(Dataset items)
- - -
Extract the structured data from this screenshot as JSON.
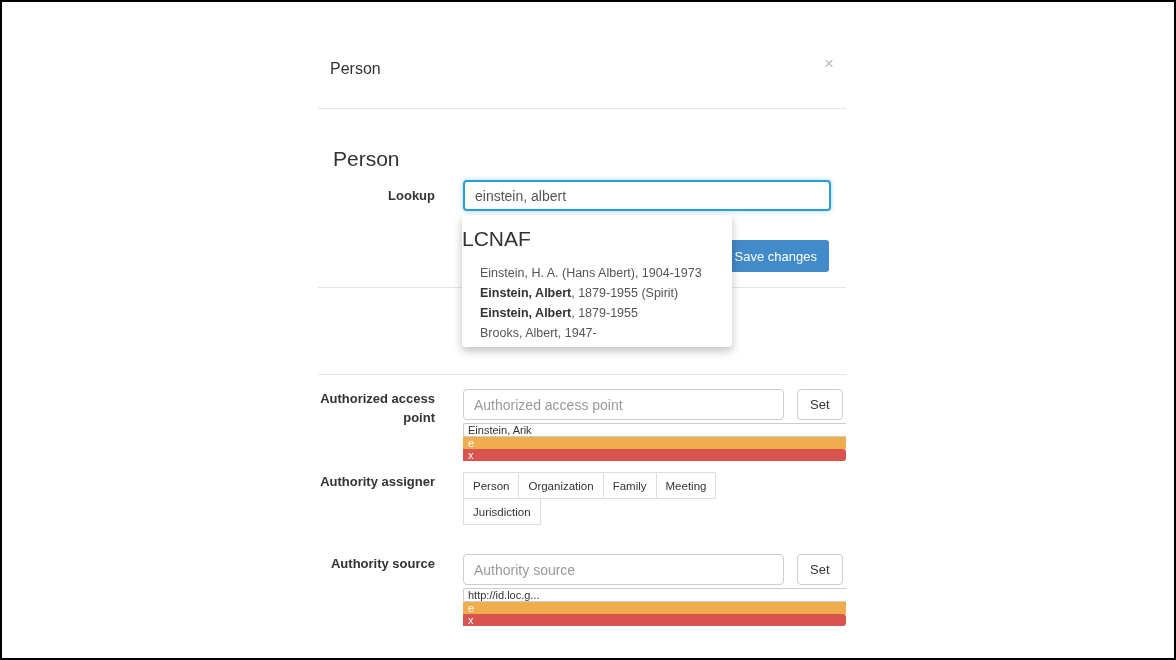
{
  "modal": {
    "title": "Person",
    "close": "×"
  },
  "form": {
    "heading": "Person",
    "lookup": {
      "label": "Lookup",
      "value": "einstein, albert"
    },
    "suggestions": {
      "title": "LCNAF",
      "items": [
        {
          "text": "Einstein, H. A. (Hans Albert), 1904-1973"
        },
        {
          "text": "**Einstein, Albert**, 1879-1955 (Spirit)"
        },
        {
          "text": "**Einstein, Albert**, 1879-1955"
        },
        {
          "text": "Brooks, Albert, 1947-"
        }
      ]
    },
    "save_button": "Save changes",
    "authorized_access_point": {
      "label": "Authorized access point",
      "placeholder": "Authorized access point",
      "button": "Set",
      "tag": {
        "text": "Einstein, Arik",
        "edit": "e",
        "remove": "x"
      }
    },
    "authority_assigner": {
      "label": "Authority assigner",
      "options": [
        {
          "label": "Person"
        },
        {
          "label": "Organization"
        },
        {
          "label": "Family"
        },
        {
          "label": "Meeting"
        },
        {
          "label": "Jurisdiction"
        }
      ]
    },
    "authority_source": {
      "label": "Authority source",
      "placeholder": "Authority source",
      "button": "Set",
      "tag": {
        "text": "http://id.loc.g...",
        "edit": "e",
        "remove": "x"
      }
    }
  }
}
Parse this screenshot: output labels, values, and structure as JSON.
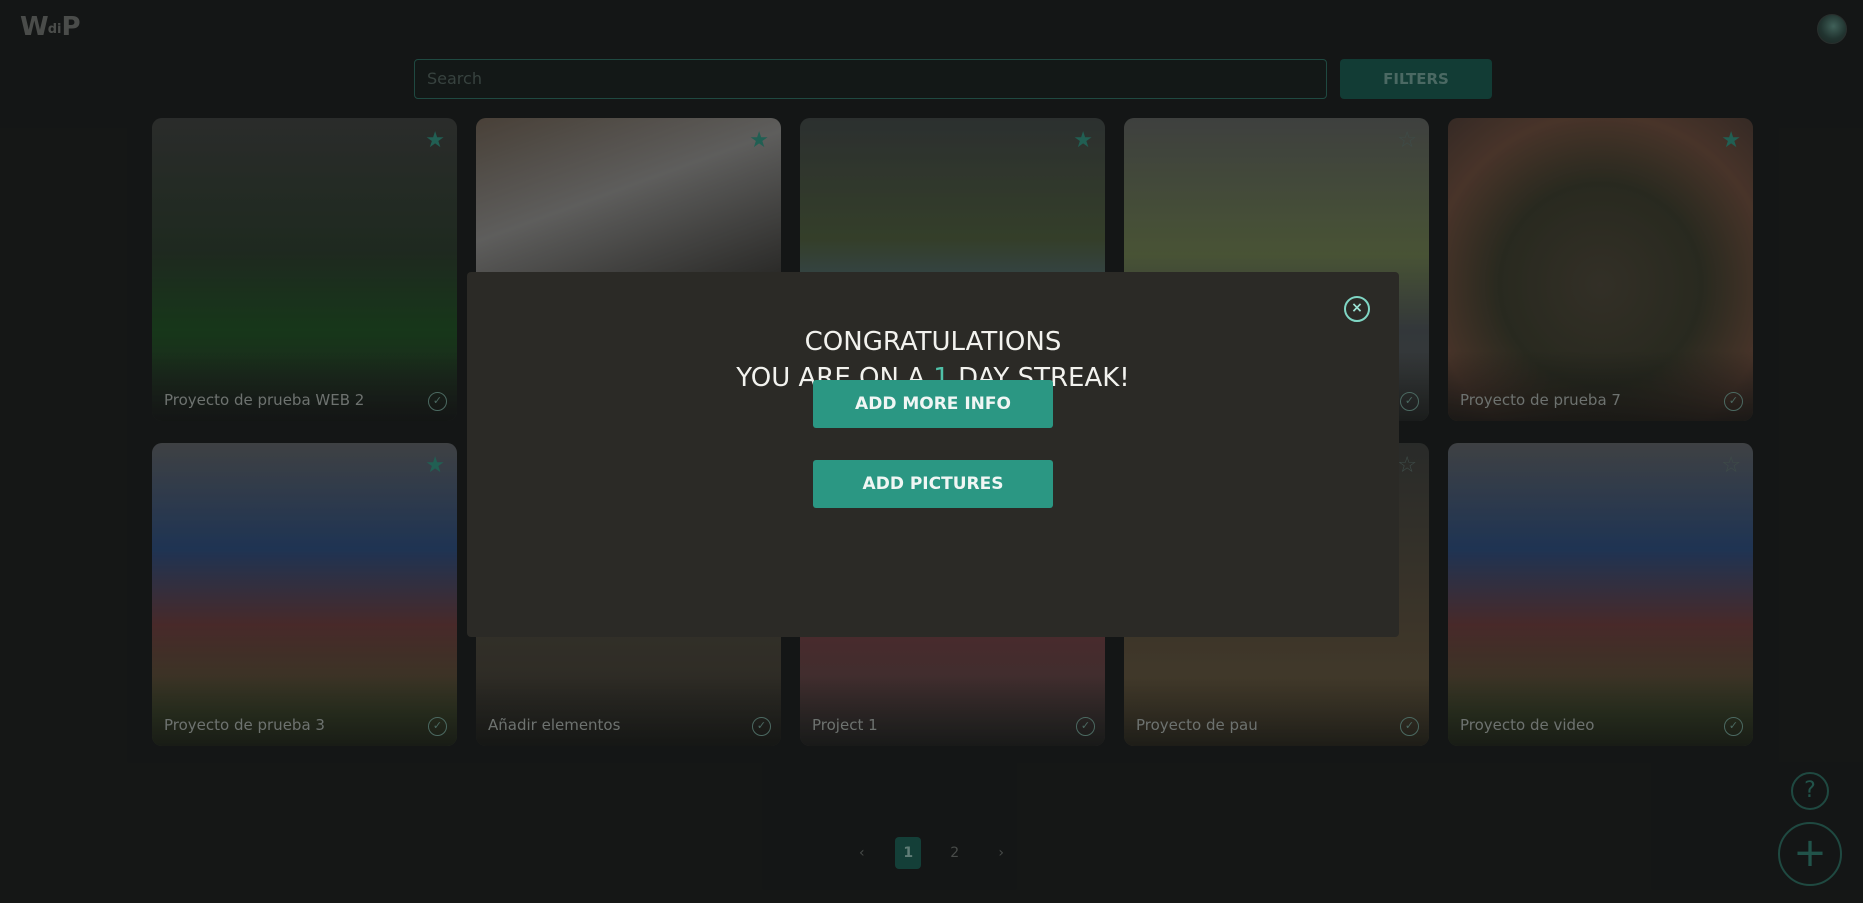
{
  "app": {
    "logo_main": "W",
    "logo_small": "di",
    "logo_end": "P"
  },
  "search": {
    "placeholder": "Search"
  },
  "filters_label": "FILTERS",
  "cards": [
    {
      "title": "Proyecto de prueba WEB 2",
      "favorite": true,
      "art": "linear-gradient(180deg,#3d3e3c 0%,#2a3a2a 45%,#1f4f22 70%,#2c2d2b 100%)"
    },
    {
      "title": "",
      "favorite": true,
      "art": "linear-gradient(160deg,#6b5d50 0%,#8c8a88 30%,#3c3a37 65%,#6d5a4b 100%)"
    },
    {
      "title": "",
      "favorite": true,
      "art": "linear-gradient(180deg,#3f4443 0%,#4c5a3a 40%,#4d6b8a 65%,#3a3b39 100%)"
    },
    {
      "title": "",
      "favorite": false,
      "art": "linear-gradient(180deg,#5b5d5a 0%,#6b7a4c 45%,#4a4f53 70%,#555755 100%)"
    },
    {
      "title": "Proyecto de prueba 7",
      "favorite": true,
      "art": "radial-gradient(circle at 50% 55%,#4a4336 0%,#3a3a2a 45%,#6b4a3a 75%,#4d3a33 100%)"
    },
    {
      "title": "Proyecto de prueba 3",
      "favorite": true,
      "art": "linear-gradient(180deg,#5c5e62 0%,#2b4a7a 35%,#6a3a3a 60%,#4a5430 90%)"
    },
    {
      "title": "Añadir elementos",
      "favorite": true,
      "art": "linear-gradient(180deg,#2f2f2c 0%,#4a4439 60%,#3a362e 100%)"
    },
    {
      "title": "Project 1",
      "favorite": true,
      "art": "linear-gradient(180deg,#45403d 0%,#6e3b3f 60%,#4d4643 100%)"
    },
    {
      "title": "Proyecto de pau",
      "favorite": false,
      "art": "linear-gradient(180deg,#3b3c3a 0%,#5a4d3a 65%,#6a5a3d 100%)"
    },
    {
      "title": "Proyecto de video",
      "favorite": false,
      "art": "linear-gradient(180deg,#5c5e62 0%,#2b4a7a 35%,#6a3a3a 60%,#4a5430 90%)"
    }
  ],
  "pagination": {
    "prev": "‹",
    "pages": [
      "1",
      "2"
    ],
    "next": "›",
    "current": "1"
  },
  "help_label": "?",
  "add_label": "+",
  "modal": {
    "line1": "CONGRATULATIONS",
    "line2_before": "YOU ARE ON A ",
    "streak": "1",
    "line2_after": " DAY STREAK!",
    "close_label": "×",
    "btn_info": "ADD MORE INFO",
    "btn_pictures": "ADD PICTURES"
  },
  "icons": {
    "star": "star-icon",
    "check": "check-circle-icon",
    "close": "close-icon",
    "help": "help-icon",
    "add": "plus-icon"
  },
  "colors": {
    "accent": "#2b9783",
    "streak": "#4fc1a8",
    "modal_bg": "#2b2a26"
  }
}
- - -
Directions for this task → Pictures in the data above should not be copied; transcribe everything else exactly.

Output for this exercise →
Extract the structured data from this screenshot as JSON.
{
  "modal": {
    "title": "Person",
    "close": "×"
  },
  "form": {
    "heading": "Person",
    "lookup": {
      "label": "Lookup",
      "value": "einstein, albert"
    },
    "suggestions": {
      "title": "LCNAF",
      "items": [
        {
          "text": "Einstein, H. A. (Hans Albert), 1904-1973"
        },
        {
          "text": "**Einstein, Albert**, 1879-1955 (Spirit)"
        },
        {
          "text": "**Einstein, Albert**, 1879-1955"
        },
        {
          "text": "Brooks, Albert, 1947-"
        }
      ]
    },
    "save_button": "Save changes",
    "authorized_access_point": {
      "label": "Authorized access point",
      "placeholder": "Authorized access point",
      "button": "Set",
      "tag": {
        "text": "Einstein, Arik",
        "edit": "e",
        "remove": "x"
      }
    },
    "authority_assigner": {
      "label": "Authority assigner",
      "options": [
        {
          "label": "Person"
        },
        {
          "label": "Organization"
        },
        {
          "label": "Family"
        },
        {
          "label": "Meeting"
        },
        {
          "label": "Jurisdiction"
        }
      ]
    },
    "authority_source": {
      "label": "Authority source",
      "placeholder": "Authority source",
      "button": "Set",
      "tag": {
        "text": "http://id.loc.g...",
        "edit": "e",
        "remove": "x"
      }
    }
  }
}
Parse this screenshot: output labels, values, and structure as JSON.
{
  "app": {
    "logo_main": "W",
    "logo_small": "di",
    "logo_end": "P"
  },
  "search": {
    "placeholder": "Search"
  },
  "filters_label": "FILTERS",
  "cards": [
    {
      "title": "Proyecto de prueba WEB 2",
      "favorite": true,
      "art": "linear-gradient(180deg,#3d3e3c 0%,#2a3a2a 45%,#1f4f22 70%,#2c2d2b 100%)"
    },
    {
      "title": "",
      "favorite": true,
      "art": "linear-gradient(160deg,#6b5d50 0%,#8c8a88 30%,#3c3a37 65%,#6d5a4b 100%)"
    },
    {
      "title": "",
      "favorite": true,
      "art": "linear-gradient(180deg,#3f4443 0%,#4c5a3a 40%,#4d6b8a 65%,#3a3b39 100%)"
    },
    {
      "title": "",
      "favorite": false,
      "art": "linear-gradient(180deg,#5b5d5a 0%,#6b7a4c 45%,#4a4f53 70%,#555755 100%)"
    },
    {
      "title": "Proyecto de prueba 7",
      "favorite": true,
      "art": "radial-gradient(circle at 50% 55%,#4a4336 0%,#3a3a2a 45%,#6b4a3a 75%,#4d3a33 100%)"
    },
    {
      "title": "Proyecto de prueba 3",
      "favorite": true,
      "art": "linear-gradient(180deg,#5c5e62 0%,#2b4a7a 35%,#6a3a3a 60%,#4a5430 90%)"
    },
    {
      "title": "Añadir elementos",
      "favorite": true,
      "art": "linear-gradient(180deg,#2f2f2c 0%,#4a4439 60%,#3a362e 100%)"
    },
    {
      "title": "Project 1",
      "favorite": true,
      "art": "linear-gradient(180deg,#45403d 0%,#6e3b3f 60%,#4d4643 100%)"
    },
    {
      "title": "Proyecto de pau",
      "favorite": false,
      "art": "linear-gradient(180deg,#3b3c3a 0%,#5a4d3a 65%,#6a5a3d 100%)"
    },
    {
      "title": "Proyecto de video",
      "favorite": false,
      "art": "linear-gradient(180deg,#5c5e62 0%,#2b4a7a 35%,#6a3a3a 60%,#4a5430 90%)"
    }
  ],
  "pagination": {
    "prev": "‹",
    "pages": [
      "1",
      "2"
    ],
    "next": "›",
    "current": "1"
  },
  "help_label": "?",
  "add_label": "+",
  "modal": {
    "line1": "CONGRATULATIONS",
    "line2_before": "YOU ARE ON A ",
    "streak": "1",
    "line2_after": " DAY STREAK!",
    "close_label": "×",
    "btn_info": "ADD MORE INFO",
    "btn_pictures": "ADD PICTURES"
  },
  "icons": {
    "star": "star-icon",
    "check": "check-circle-icon",
    "close": "close-icon",
    "help": "help-icon",
    "add": "plus-icon"
  },
  "colors": {
    "accent": "#2b9783",
    "streak": "#4fc1a8",
    "modal_bg": "#2b2a26"
  }
}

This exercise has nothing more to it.